══ Material to process

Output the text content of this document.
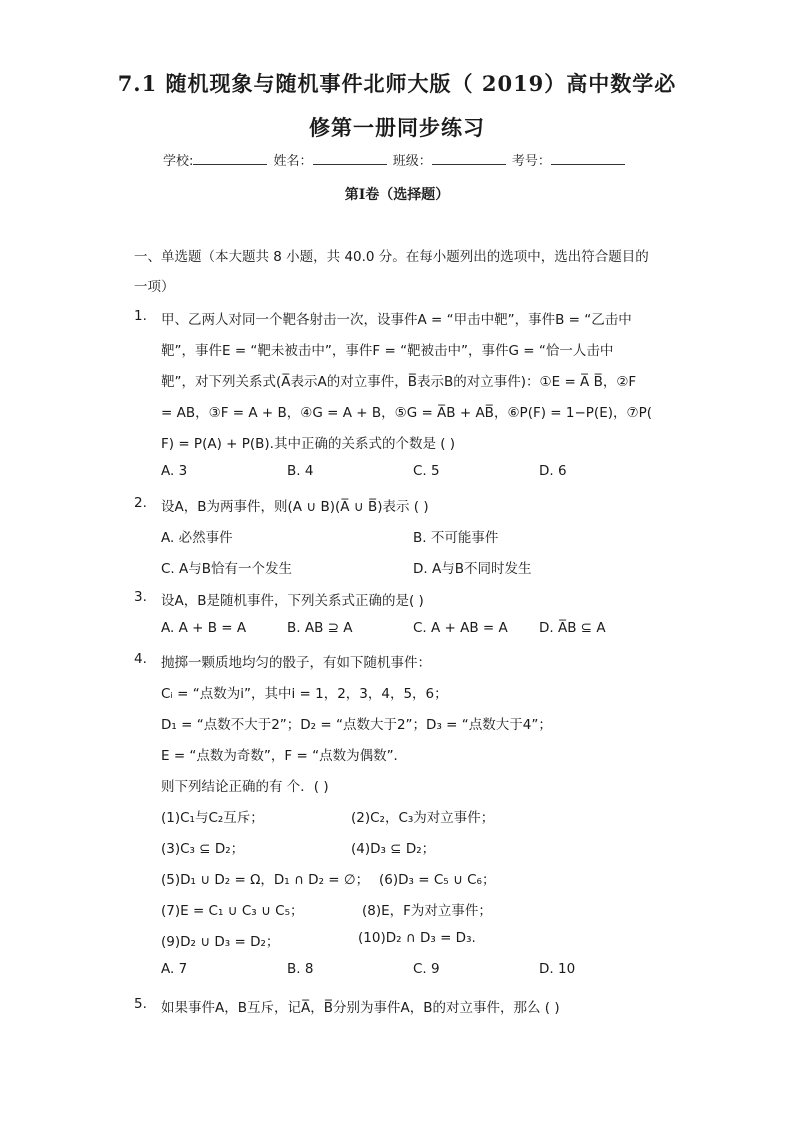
7.1 随机现象与随机事件北师大版（ 2019）高中数学必
修第一册同步练习
学校:	姓名：	班级：	考号：
第I卷（选择题）
一、单选题（本大题共 8 小题，共 40.0 分。在每小题列出的选项中，选出符合题目的
一项）
1. 甲、乙两人对同一个靶各射击一次，设事件A = “甲击中靶”，事件B = “乙击中
靶”，事件E = “靶未被击中”，事件F = “靶被击中”，事件G = “恰一人击中
靶”，对下列关系式(A̅表示A的对立事件，B̅表示B的对立事件)：①E = A̅ B̅，②F
= AB，③F = A + B，④G = A + B，⑤G = A̅B + AB̅，⑥P(F) = 1−P(E)，⑦P(
F) = P(A) + P(B).其中正确的关系式的个数是 ( )
A. 3	B. 4	C. 5	D. 6
2. 设A，B为两事件，则(A ∪ B)(A̅ ∪ B̅)表示 ( )
A. 必然事件	B. 不可能事件
C. A与B恰有一个发生	D. A与B不同时发生
3. 设A，B是随机事件，下列关系式正确的是( )
A. A + B = A	B. AB ⊇ A	C. A + AB = A D. A̅B ⊆ A
4. 抛掷一颗质地均匀的骰子，有如下随机事件：
Cᵢ = “点数为i”，其中i = 1，2，3，4，5，6；
D₁ = “点数不大于2”；D₂ = “点数大于2”；D₃ = “点数大于4”；
E = “点数为奇数”，F = “点数为偶数”．
则下列结论正确的有 个．( )
(1)C₁与C₂互斥；	(2)C₂，C₃为对立事件；
(3)C₃ ⊆ D₂；	(4)D₃ ⊆ D₂；
(5)D₁ ∪ D₂ = Ω，D₁ ∩ D₂ = ∅； (6)D₃ = C₅ ∪ C₆；
(7)E = C₁ ∪ C₃ ∪ C₅；	(8)E，F为对立事件；
(9)D₂ ∪ D₃ = D₂；	(10)D₂ ∩ D₃ = D₃.
A. 7	B. 8	C. 9	D. 10
5. 如果事件A，B互斥，记A̅，B̅分别为事件A，B的对立事件，那么 ( )
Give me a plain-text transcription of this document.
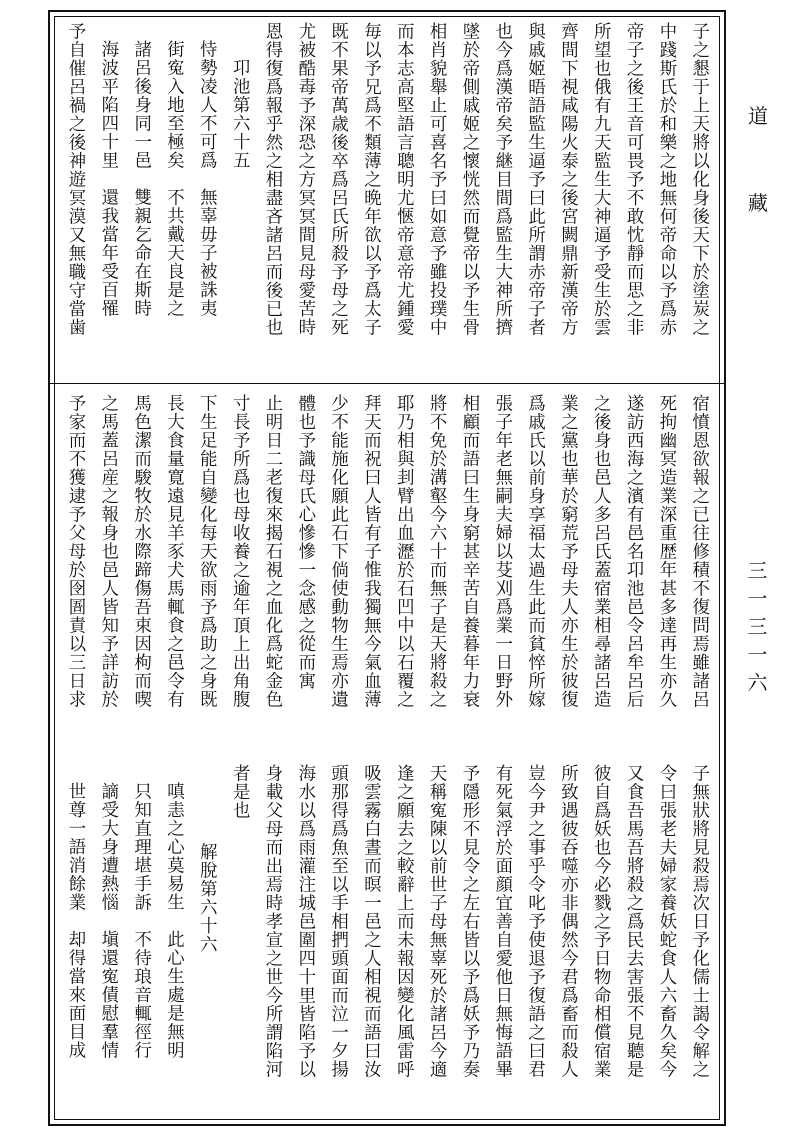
子之懇于上天將以化身後天下於塗炭之
中踐斯氏於和樂之地無何帝命以予爲赤
帝子之後王音可畏予不敢忱靜而思之非
所望也俄有九天監生大神逼予受生於雲
齊間下視咸陽火泰之後宮闕鼎新漢帝方
與戚姬晤語監生逼予曰此所謂赤帝子者
也今爲漢帝矣予継目間爲監生大神所擠
墜於帝側戚姬之懷恍然而覺帝以予生骨
相肖貌舉止可喜名予曰如意予雖投璞中
而本志高堅語言聰明尤愜帝意帝尤鍾愛
毎以予兄爲不類薄之晩年欲以予爲太子
既不果帝萬歳後卒爲呂氏所殺予母之死
尤被酷毒予深恐之方冥冥間見母愛苦時
恩得復爲報乎然之相盡吝諸呂而後已也
　卭池第六十五
恃勢凌人不可爲　無辜毋子被誅夷
街寃入地至極矣　不共戴天良是之
諸呂後身同一邑　雙親乞命在斯時
海波平陷四十里　還我當年受百罹
予自催呂禍之後神遊冥漠又無職守當歯
宿憤恩欲報之已往修積不復問焉雖諸呂
死拘幽冥造業深重歴年甚多達再生亦久
遂訪西海之濱有邑名卭池邑令呂牟呂后
之後身也邑人多呂氏蓋宿業相尋諸呂造
業之黨也華於窮荒予母夫人亦生於彼復
爲戚氏以前身享福太過生此而貧悴所嫁
張子年老無嗣夫婦以芟刈爲業一日野外
相顧而語曰生身窮甚辛苦自養暮年力衰
將不免於溝壑今六十而無子是天將殺之
耶乃相與刲臂出血瀝於石凹中以石覆之
拜天而祝曰人皆有子惟我獨無今氣血薄
少不能施化願此石下倘使動物生焉亦遺
體也予識母氏心慘慘一念感之從而寓
止明日二老復來揭石視之血化爲蛇金色
寸長予所爲也母收養之逾年頂上出角腹
下生足能自變化每天欲雨予爲助之身既
長大食量寛遠見羊豕犬馬輒食之邑令有
馬色潔而駿牧於水際蹄傷吾束因枸而喫
之馬蓋呂産之報身也邑人皆知予詳訪於
予家而不獲逮予父母於囹圄責以三日求
子無狀將見殺焉次日予化儒士謁令解之
令曰張老夫婦家養妖蛇食人六畜久矣今
又食吾馬吾將殺之爲民去害張不見聽是
彼自爲妖也今必戮之予日物命相償宿業
所致遇彼吞噬亦非偶然今君爲畜而殺人
豈今尹之事乎令叱予使退予復語之曰君
有死氣浮於面顔宜善自愛他日無悔語畢
予隱形不見令之左右皆以予爲妖予乃奏
天稱寃陳以前世子母無辜死於諸呂今適
逢之願去之較辭上而未報因變化風雷呼
吸雲霧白晝而暝一邑之人相視而語曰汝
頭那得爲魚至以手相捫頭面而泣一夕揚
海水以爲雨灌注城邑圍四十里皆陷予以
身載父母而出焉時孝宣之世今所謂陷河
者是也
　解脫第六十六
嗔恚之心莫易生　此心生處是無明
只知直理堪手訴　不待琅音輒徑行
謫受大身遭熱惱　塡還寃債慰羣情
世尊一語消餘業　却得當來面目成
道
藏
三一三一六
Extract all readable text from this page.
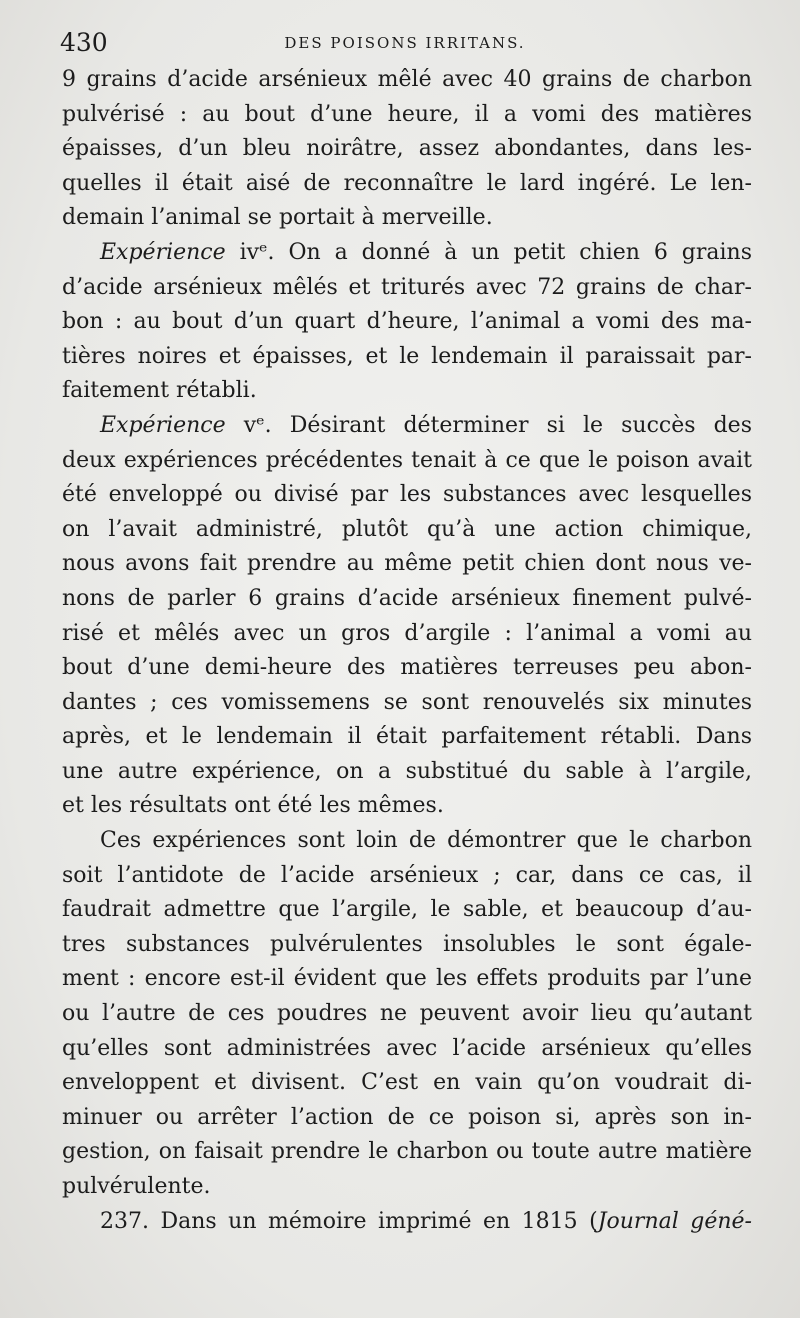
430	DES POISONS IRRITANS.
9 grains d’acide arsénieux mêlé avec 40 grains de charbon
pulvérisé : au bout d’une heure, il a vomi des matières
épaisses, d’un bleu noirâtre, assez abondantes, dans les-
quelles il était aisé de reconnaître le lard ingéré. Le len-
demain l’animal se portait à merveille.
Expérience ivᵉ. On a donné à un petit chien 6 grains
d’acide arsénieux mêlés et triturés avec 72 grains de char-
bon : au bout d’un quart d’heure, l’animal a vomi des ma-
tières noires et épaisses, et le lendemain il paraissait par-
faitement rétabli.
Expérience vᵉ. Désirant déterminer si le succès des
deux expériences précédentes tenait à ce que le poison avait
été enveloppé ou divisé par les substances avec lesquelles
on l’avait administré, plutôt qu’à une action chimique,
nous avons fait prendre au même petit chien dont nous ve-
nons de parler 6 grains d’acide arsénieux finement pulvé-
risé et mêlés avec un gros d’argile : l’animal a vomi au
bout d’une demi-heure des matières terreuses peu abon-
dantes ; ces vomissemens se sont renouvelés six minutes
après, et le lendemain il était parfaitement rétabli. Dans
une autre expérience, on a substitué du sable à l’argile,
et les résultats ont été les mêmes.
Ces expériences sont loin de démontrer que le charbon
soit l’antidote de l’acide arsénieux ; car, dans ce cas, il
faudrait admettre que l’argile, le sable, et beaucoup d’au-
tres substances pulvérulentes insolubles le sont égale-
ment : encore est-il évident que les effets produits par l’une
ou l’autre de ces poudres ne peuvent avoir lieu qu’autant
qu’elles sont administrées avec l’acide arsénieux qu’elles
enveloppent et divisent. C’est en vain qu’on voudrait di-
minuer ou arrêter l’action de ce poison si, après son in-
gestion, on faisait prendre le charbon ou toute autre matière
pulvérulente.
237. Dans un mémoire imprimé en 1815 (Journal géné-
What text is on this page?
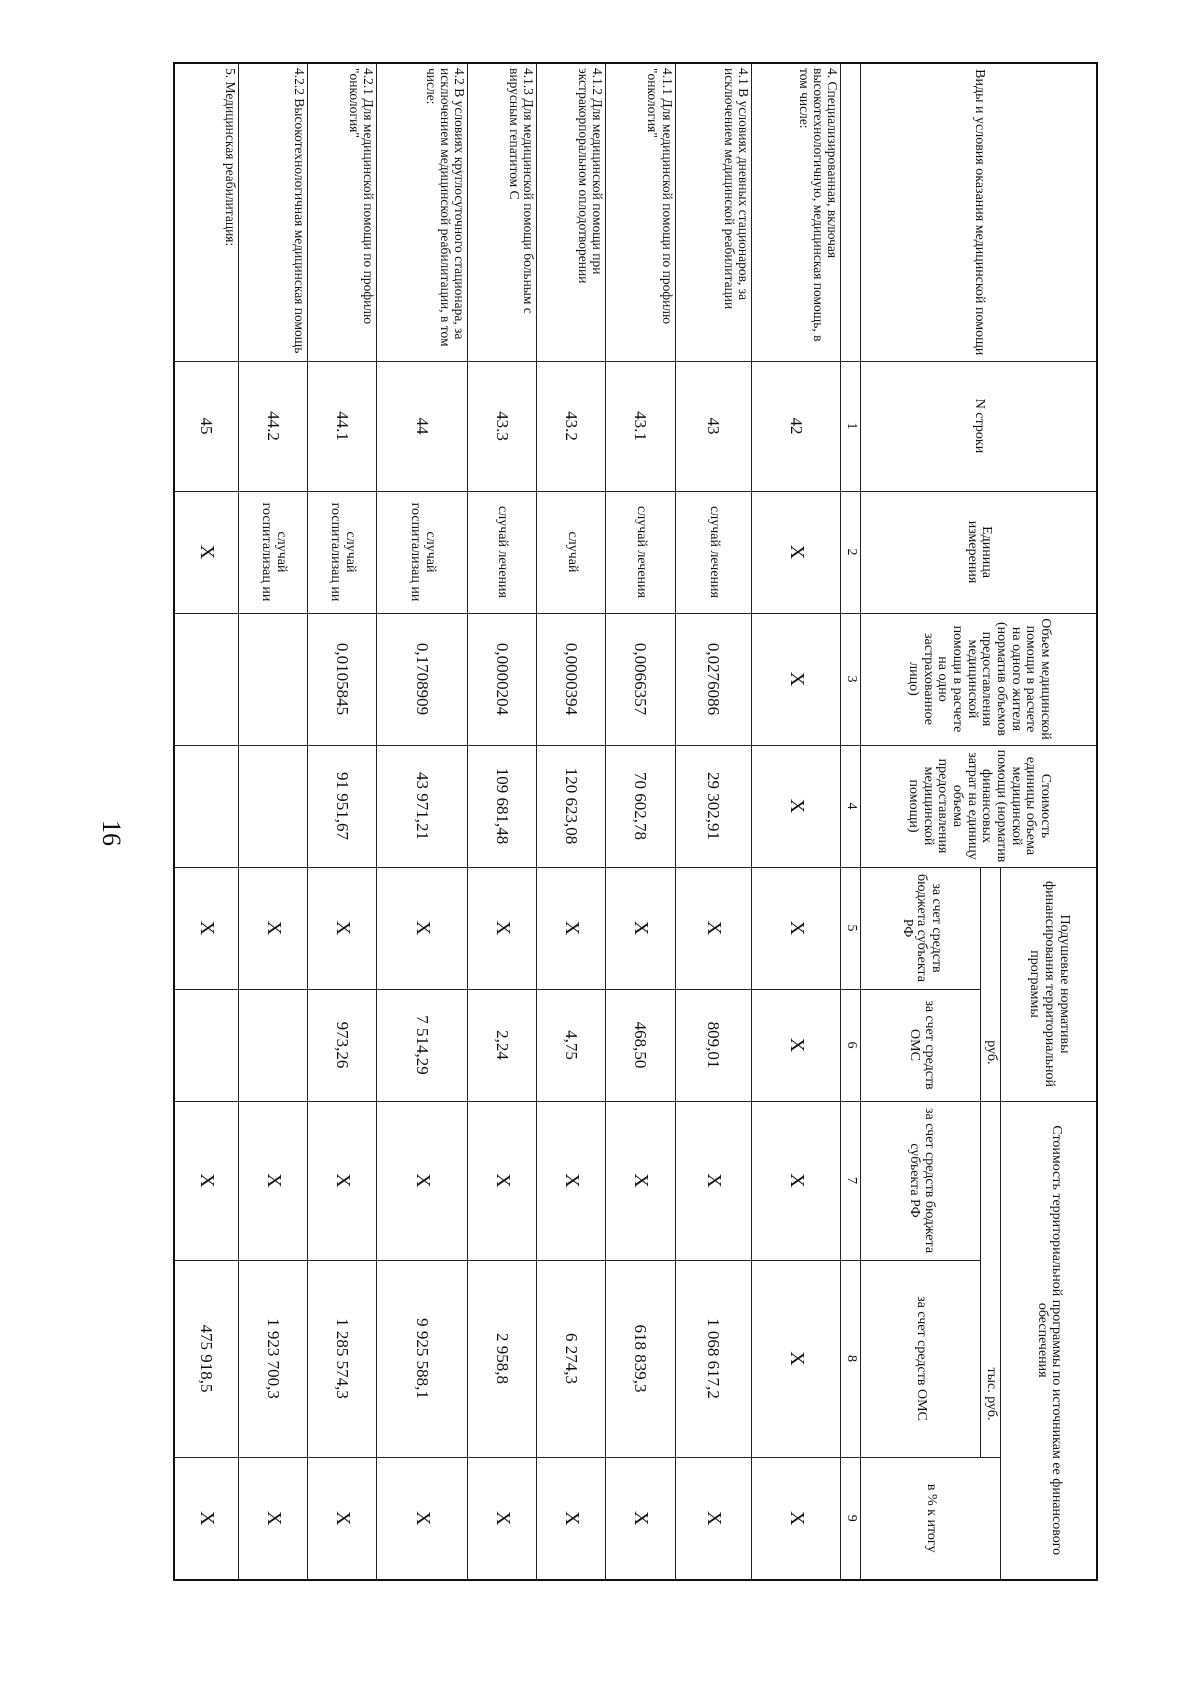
16
Виды и условия оказания медицинской помощи	N строки	Единица измерения	Объем медицинской помощи в расчете на одного жителя (норматив объемов предоставления медицинской помощи в расчете на одно застрахованное лицо)	Стоимость единицы объема медицинской помощи (норматив финансовых затрат на единицу объема предоставления медицинской помощи)	Подушевые нормативы финансирования территориальной программы		Стоимость территориальной программы по источникам ее финансового обеспечения		
					руб.		тыс. руб.		в % к итогу
					за счет средств бюджета субъекта РФ	за счет средств ОМС	за счет средств бюджета субъекта РФ	за счет средств ОМС	
	1	2	3	4	5	6	7	8	9
4. Специализированная, включая высокотехнологичную, медицинская помощь, в том числе:	42	X	X	X	X	X	X	X	X
4.1 В условиях дневных стационаров, за исключением медицинской реабилитации	43	случай лечения	0,0276086	29 302,91	X	809,01	X	1 068 617,2	X
4.1.1 Для медицинской помощи по профилю "онкология"	43.1	случай лечения	0,0066357	70 602,78	X	468,50	X	618 839,3	X
4.1.2 Для медицинской помощи при экстракорпоральном оплодотворении	43.2	случай	0,0000394	120 623,08	X	4,75	X	6 274,3	X
4.1.3 Для медицинской помощи больным с вирусным гепатитом С	43.3	случай лечения	0,0000204	109 681,48	X	2,24	X	2 958,8	X
4.2 В условиях круглосуточного стационара, за исключением медицинской реабилитации, в том числе:	44	случай госпитализац ии	0,1708909	43 971,21	X	7 514,29	X	9 925 588,1	X
4.2.1 Для медицинской помощи по профилю "онкология"	44.1	случай госпитализац ии	0,0105845	91 951,67	X	973,26	X	1 285 574,3	X
4.2.2 Высокотехнологичная медицинская помощь	44.2	случай госпитализац ии			X		X	1 923 700,3	X
5. Медицинская реабилитация:	45	X			X		X	475 918,5	X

════

** Task directions **
Give every line of the material that includes the string "document".

** Answer for the task **
Output the text content of this document.
Give me a plain-text transcription of this document.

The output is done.